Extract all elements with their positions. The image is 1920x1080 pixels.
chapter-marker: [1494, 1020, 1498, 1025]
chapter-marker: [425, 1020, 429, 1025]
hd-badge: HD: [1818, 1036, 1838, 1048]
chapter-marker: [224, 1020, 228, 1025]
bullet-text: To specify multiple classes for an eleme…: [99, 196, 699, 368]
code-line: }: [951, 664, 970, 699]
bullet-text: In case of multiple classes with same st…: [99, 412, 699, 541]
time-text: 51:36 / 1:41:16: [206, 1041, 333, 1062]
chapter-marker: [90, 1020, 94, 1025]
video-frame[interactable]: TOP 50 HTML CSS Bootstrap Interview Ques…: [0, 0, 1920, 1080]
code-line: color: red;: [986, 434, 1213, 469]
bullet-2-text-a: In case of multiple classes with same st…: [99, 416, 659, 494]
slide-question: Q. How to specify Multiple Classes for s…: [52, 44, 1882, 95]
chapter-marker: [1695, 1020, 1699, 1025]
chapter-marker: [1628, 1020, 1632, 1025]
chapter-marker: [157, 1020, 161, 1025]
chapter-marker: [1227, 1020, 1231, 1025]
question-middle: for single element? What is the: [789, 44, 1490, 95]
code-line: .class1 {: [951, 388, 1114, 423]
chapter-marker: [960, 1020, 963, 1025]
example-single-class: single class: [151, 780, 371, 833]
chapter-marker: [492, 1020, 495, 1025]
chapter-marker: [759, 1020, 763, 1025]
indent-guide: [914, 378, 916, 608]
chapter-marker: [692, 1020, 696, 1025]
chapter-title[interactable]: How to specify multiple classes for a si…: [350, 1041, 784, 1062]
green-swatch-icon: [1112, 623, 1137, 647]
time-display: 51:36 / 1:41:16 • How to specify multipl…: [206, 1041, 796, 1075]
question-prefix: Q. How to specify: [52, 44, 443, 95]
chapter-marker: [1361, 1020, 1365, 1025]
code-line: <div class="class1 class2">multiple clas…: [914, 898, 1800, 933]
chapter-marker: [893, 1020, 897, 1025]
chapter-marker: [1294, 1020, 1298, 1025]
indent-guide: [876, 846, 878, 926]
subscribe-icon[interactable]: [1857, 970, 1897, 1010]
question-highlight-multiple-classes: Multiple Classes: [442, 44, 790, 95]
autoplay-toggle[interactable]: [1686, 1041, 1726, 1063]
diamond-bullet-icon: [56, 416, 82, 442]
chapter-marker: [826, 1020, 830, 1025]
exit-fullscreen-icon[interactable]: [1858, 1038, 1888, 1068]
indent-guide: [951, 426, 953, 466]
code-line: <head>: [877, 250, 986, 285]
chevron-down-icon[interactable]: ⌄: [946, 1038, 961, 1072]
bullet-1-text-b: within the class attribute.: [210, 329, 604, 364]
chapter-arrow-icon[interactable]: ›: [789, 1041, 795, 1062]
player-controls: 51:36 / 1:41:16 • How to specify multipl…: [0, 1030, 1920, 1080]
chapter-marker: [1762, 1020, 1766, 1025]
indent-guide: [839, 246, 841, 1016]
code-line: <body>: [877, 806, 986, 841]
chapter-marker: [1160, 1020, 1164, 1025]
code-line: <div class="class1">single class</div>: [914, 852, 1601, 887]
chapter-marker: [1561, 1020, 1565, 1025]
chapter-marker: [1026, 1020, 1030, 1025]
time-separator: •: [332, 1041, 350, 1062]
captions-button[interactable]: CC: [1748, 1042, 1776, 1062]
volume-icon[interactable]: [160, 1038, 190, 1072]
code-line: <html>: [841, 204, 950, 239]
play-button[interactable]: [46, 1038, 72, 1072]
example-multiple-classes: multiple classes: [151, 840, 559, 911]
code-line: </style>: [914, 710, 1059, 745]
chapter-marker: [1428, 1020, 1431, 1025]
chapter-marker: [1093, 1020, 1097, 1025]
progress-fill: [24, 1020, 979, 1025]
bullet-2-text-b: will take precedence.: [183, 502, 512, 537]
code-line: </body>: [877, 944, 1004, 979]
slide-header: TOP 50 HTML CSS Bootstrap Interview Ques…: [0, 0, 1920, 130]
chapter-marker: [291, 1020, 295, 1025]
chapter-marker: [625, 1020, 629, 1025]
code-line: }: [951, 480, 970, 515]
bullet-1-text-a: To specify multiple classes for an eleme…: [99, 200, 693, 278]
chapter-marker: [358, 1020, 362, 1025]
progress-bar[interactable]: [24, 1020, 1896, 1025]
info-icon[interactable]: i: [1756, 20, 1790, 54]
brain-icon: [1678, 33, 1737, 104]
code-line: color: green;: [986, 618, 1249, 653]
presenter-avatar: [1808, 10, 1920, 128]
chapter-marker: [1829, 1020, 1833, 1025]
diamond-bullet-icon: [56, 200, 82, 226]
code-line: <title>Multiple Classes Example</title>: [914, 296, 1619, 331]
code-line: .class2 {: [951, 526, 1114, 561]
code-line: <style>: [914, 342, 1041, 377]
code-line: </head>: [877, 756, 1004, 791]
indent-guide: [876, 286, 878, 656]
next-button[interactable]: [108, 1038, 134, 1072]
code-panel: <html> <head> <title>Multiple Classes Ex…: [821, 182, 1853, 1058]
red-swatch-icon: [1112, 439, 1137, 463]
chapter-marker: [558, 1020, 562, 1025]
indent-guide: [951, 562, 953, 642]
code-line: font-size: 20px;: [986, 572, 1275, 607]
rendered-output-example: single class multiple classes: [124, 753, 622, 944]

* * * * * * *

Please reproduce all of the data above line for line, with no changes.

**Output**
Extract all elements with their positions. The image is 1920x1080 pixels.
chapter-marker: [1494, 1020, 1498, 1025]
chapter-marker: [425, 1020, 429, 1025]
hd-badge: HD: [1818, 1036, 1838, 1048]
chapter-marker: [224, 1020, 228, 1025]
bullet-text: To specify multiple classes for an eleme…: [99, 196, 699, 368]
code-line: }: [951, 664, 970, 699]
bullet-text: In case of multiple classes with same st…: [99, 412, 699, 541]
time-text: 51:36 / 1:41:16: [206, 1041, 333, 1062]
chapter-marker: [90, 1020, 94, 1025]
video-frame[interactable]: TOP 50 HTML CSS Bootstrap Interview Ques…: [0, 0, 1920, 1080]
code-line: color: red;: [986, 434, 1213, 469]
bullet-2-text-a: In case of multiple classes with same st…: [99, 416, 659, 494]
slide-question: Q. How to specify Multiple Classes for s…: [52, 44, 1882, 95]
chapter-marker: [1695, 1020, 1699, 1025]
chapter-marker: [1628, 1020, 1632, 1025]
chapter-marker: [157, 1020, 161, 1025]
chapter-marker: [1227, 1020, 1231, 1025]
question-middle: for single element? What is the: [789, 44, 1490, 95]
code-line: .class1 {: [951, 388, 1114, 423]
chapter-marker: [960, 1020, 963, 1025]
example-single-class: single class: [151, 780, 371, 833]
chapter-marker: [492, 1020, 495, 1025]
chapter-marker: [759, 1020, 763, 1025]
indent-guide: [914, 378, 916, 608]
chapter-marker: [692, 1020, 696, 1025]
chapter-title[interactable]: How to specify multiple classes for a si…: [350, 1041, 784, 1062]
green-swatch-icon: [1112, 623, 1137, 647]
time-display: 51:36 / 1:41:16 • How to specify multipl…: [206, 1041, 796, 1075]
question-prefix: Q. How to specify: [52, 44, 443, 95]
chapter-marker: [1361, 1020, 1365, 1025]
code-line: <div class="class1 class2">multiple clas…: [914, 898, 1800, 933]
chapter-marker: [893, 1020, 897, 1025]
chapter-marker: [1294, 1020, 1298, 1025]
indent-guide: [876, 846, 878, 926]
subscribe-icon[interactable]: [1857, 970, 1897, 1010]
question-highlight-multiple-classes: Multiple Classes: [442, 44, 790, 95]
autoplay-toggle[interactable]: [1686, 1041, 1726, 1063]
diamond-bullet-icon: [56, 416, 82, 442]
chapter-marker: [826, 1020, 830, 1025]
exit-fullscreen-icon[interactable]: [1858, 1038, 1888, 1068]
indent-guide: [951, 426, 953, 466]
code-line: <head>: [877, 250, 986, 285]
chevron-down-icon[interactable]: ⌄: [946, 1038, 961, 1072]
bullet-1-text-b: within the class attribute.: [210, 329, 604, 364]
chapter-arrow-icon[interactable]: ›: [789, 1041, 795, 1062]
player-controls: 51:36 / 1:41:16 • How to specify multipl…: [0, 1030, 1920, 1080]
chapter-marker: [1762, 1020, 1766, 1025]
indent-guide: [839, 246, 841, 1016]
code-line: <body>: [877, 806, 986, 841]
chapter-marker: [1160, 1020, 1164, 1025]
code-line: <div class="class1">single class</div>: [914, 852, 1601, 887]
chapter-marker: [1561, 1020, 1565, 1025]
chapter-marker: [1026, 1020, 1030, 1025]
time-separator: •: [332, 1041, 350, 1062]
captions-button[interactable]: CC: [1748, 1042, 1776, 1062]
volume-icon[interactable]: [160, 1038, 190, 1072]
code-line: <html>: [841, 204, 950, 239]
play-button[interactable]: [46, 1038, 72, 1072]
example-multiple-classes: multiple classes: [151, 840, 559, 911]
code-line: </style>: [914, 710, 1059, 745]
chapter-marker: [1428, 1020, 1431, 1025]
chapter-marker: [1093, 1020, 1097, 1025]
progress-fill: [24, 1020, 979, 1025]
bullet-2-text-b: will take precedence.: [183, 502, 512, 537]
code-line: </body>: [877, 944, 1004, 979]
slide-header: TOP 50 HTML CSS Bootstrap Interview Ques…: [0, 0, 1920, 130]
chapter-marker: [291, 1020, 295, 1025]
chapter-marker: [625, 1020, 629, 1025]
code-line: }: [951, 480, 970, 515]
bullet-1-text-a: To specify multiple classes for an eleme…: [99, 200, 693, 278]
chapter-marker: [358, 1020, 362, 1025]
progress-bar[interactable]: [24, 1020, 1896, 1025]
info-icon[interactable]: i: [1756, 20, 1790, 54]
brain-icon: [1678, 33, 1737, 104]
code-line: color: green;: [986, 618, 1249, 653]
presenter-avatar: [1808, 10, 1920, 128]
chapter-marker: [1829, 1020, 1833, 1025]
diamond-bullet-icon: [56, 200, 82, 226]
code-line: <title>Multiple Classes Example</title>: [914, 296, 1619, 331]
code-line: .class2 {: [951, 526, 1114, 561]
code-line: <style>: [914, 342, 1041, 377]
code-line: </head>: [877, 756, 1004, 791]
indent-guide: [876, 286, 878, 656]
next-button[interactable]: [108, 1038, 134, 1072]
code-panel: <html> <head> <title>Multiple Classes Ex…: [821, 182, 1853, 1058]
red-swatch-icon: [1112, 439, 1137, 463]
chapter-marker: [558, 1020, 562, 1025]
indent-guide: [951, 562, 953, 642]
code-line: font-size: 20px;: [986, 572, 1275, 607]
rendered-output-example: single class multiple classes: [124, 753, 622, 944]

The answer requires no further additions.